Aim:
Copy out all of the data exactly as it appears.

Material provided:
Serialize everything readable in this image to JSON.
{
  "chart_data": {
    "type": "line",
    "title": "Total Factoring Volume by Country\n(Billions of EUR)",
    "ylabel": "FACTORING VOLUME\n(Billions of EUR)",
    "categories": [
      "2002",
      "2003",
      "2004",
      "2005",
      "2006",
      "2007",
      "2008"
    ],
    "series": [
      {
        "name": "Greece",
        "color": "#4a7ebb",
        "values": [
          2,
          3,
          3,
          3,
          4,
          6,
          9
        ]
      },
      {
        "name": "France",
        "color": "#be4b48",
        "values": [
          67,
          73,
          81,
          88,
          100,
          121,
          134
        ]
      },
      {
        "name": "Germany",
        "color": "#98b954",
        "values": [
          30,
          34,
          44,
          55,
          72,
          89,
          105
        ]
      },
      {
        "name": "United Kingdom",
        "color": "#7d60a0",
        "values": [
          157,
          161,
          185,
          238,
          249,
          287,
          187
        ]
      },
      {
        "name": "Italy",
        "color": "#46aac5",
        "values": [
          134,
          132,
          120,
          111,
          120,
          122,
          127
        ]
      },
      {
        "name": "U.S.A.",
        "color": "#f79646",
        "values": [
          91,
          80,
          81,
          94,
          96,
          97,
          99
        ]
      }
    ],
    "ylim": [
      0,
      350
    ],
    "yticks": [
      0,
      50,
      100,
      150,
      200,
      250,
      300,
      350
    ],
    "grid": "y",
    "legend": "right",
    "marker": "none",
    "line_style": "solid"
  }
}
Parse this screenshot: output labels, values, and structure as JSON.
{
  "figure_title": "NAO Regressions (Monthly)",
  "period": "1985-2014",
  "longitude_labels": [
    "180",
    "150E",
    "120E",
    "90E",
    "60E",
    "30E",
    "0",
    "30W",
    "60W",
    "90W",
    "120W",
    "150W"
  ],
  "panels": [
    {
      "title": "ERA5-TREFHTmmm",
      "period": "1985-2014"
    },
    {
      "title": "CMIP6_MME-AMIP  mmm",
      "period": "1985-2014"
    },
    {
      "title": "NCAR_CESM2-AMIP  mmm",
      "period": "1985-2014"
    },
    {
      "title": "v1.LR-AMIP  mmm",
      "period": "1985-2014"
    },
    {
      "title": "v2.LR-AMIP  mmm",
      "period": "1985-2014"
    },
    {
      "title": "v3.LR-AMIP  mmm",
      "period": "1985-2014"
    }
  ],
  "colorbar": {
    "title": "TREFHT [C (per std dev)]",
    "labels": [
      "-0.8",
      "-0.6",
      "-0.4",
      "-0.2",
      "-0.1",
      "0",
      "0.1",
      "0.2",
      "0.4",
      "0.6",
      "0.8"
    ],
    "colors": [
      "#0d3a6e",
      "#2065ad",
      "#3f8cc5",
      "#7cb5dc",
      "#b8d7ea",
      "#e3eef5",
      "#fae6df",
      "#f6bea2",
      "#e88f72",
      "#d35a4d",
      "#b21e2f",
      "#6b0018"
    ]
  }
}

Correct result:
Serialize everything readable in this image to JSON.
{
  "chart_data": {
    "type": "line",
    "title": "Total Factoring Volume by Country\n(Billions of EUR)",
    "ylabel": "FACTORING VOLUME\n(Billions of EUR)",
    "categories": [
      "2002",
      "2003",
      "2004",
      "2005",
      "2006",
      "2007",
      "2008"
    ],
    "series": [
      {
        "name": "Greece",
        "color": "#4a7ebb",
        "values": [
          2,
          3,
          3,
          3,
          4,
          6,
          9
        ]
      },
      {
        "name": "France",
        "color": "#be4b48",
        "values": [
          67,
          73,
          81,
          88,
          100,
          121,
          134
        ]
      },
      {
        "name": "Germany",
        "color": "#98b954",
        "values": [
          30,
          34,
          44,
          55,
          72,
          89,
          105
        ]
      },
      {
        "name": "United Kingdom",
        "color": "#7d60a0",
        "values": [
          157,
          161,
          185,
          238,
          249,
          287,
          187
        ]
      },
      {
        "name": "Italy",
        "color": "#46aac5",
        "values": [
          134,
          132,
          120,
          111,
          120,
          122,
          127
        ]
      },
      {
        "name": "U.S.A.",
        "color": "#f79646",
        "values": [
          91,
          80,
          81,
          94,
          96,
          97,
          99
        ]
      }
    ],
    "ylim": [
      0,
      350
    ],
    "yticks": [
      0,
      50,
      100,
      150,
      200,
      250,
      300,
      350
    ],
    "grid": "y",
    "legend": "right",
    "marker": "none",
    "line_style": "solid"
  }
}
Parse this screenshot: output labels, values, and structure as JSON.
{
  "figure_title": "NAO Regressions (Monthly)",
  "period": "1985-2014",
  "longitude_labels": [
    "180",
    "150E",
    "120E",
    "90E",
    "60E",
    "30E",
    "0",
    "30W",
    "60W",
    "90W",
    "120W",
    "150W"
  ],
  "panels": [
    {
      "title": "ERA5-TREFHTmmm",
      "period": "1985-2014"
    },
    {
      "title": "CMIP6_MME-AMIP  mmm",
      "period": "1985-2014"
    },
    {
      "title": "NCAR_CESM2-AMIP  mmm",
      "period": "1985-2014"
    },
    {
      "title": "v1.LR-AMIP  mmm",
      "period": "1985-2014"
    },
    {
      "title": "v2.LR-AMIP  mmm",
      "period": "1985-2014"
    },
    {
      "title": "v3.LR-AMIP  mmm",
      "period": "1985-2014"
    }
  ],
  "colorbar": {
    "title": "TREFHT [C (per std dev)]",
    "labels": [
      "-0.8",
      "-0.6",
      "-0.4",
      "-0.2",
      "-0.1",
      "0",
      "0.1",
      "0.2",
      "0.4",
      "0.6",
      "0.8"
    ],
    "colors": [
      "#0d3a6e",
      "#2065ad",
      "#3f8cc5",
      "#7cb5dc",
      "#b8d7ea",
      "#e3eef5",
      "#fae6df",
      "#f6bea2",
      "#e88f72",
      "#d35a4d",
      "#b21e2f",
      "#6b0018"
    ]
  }
}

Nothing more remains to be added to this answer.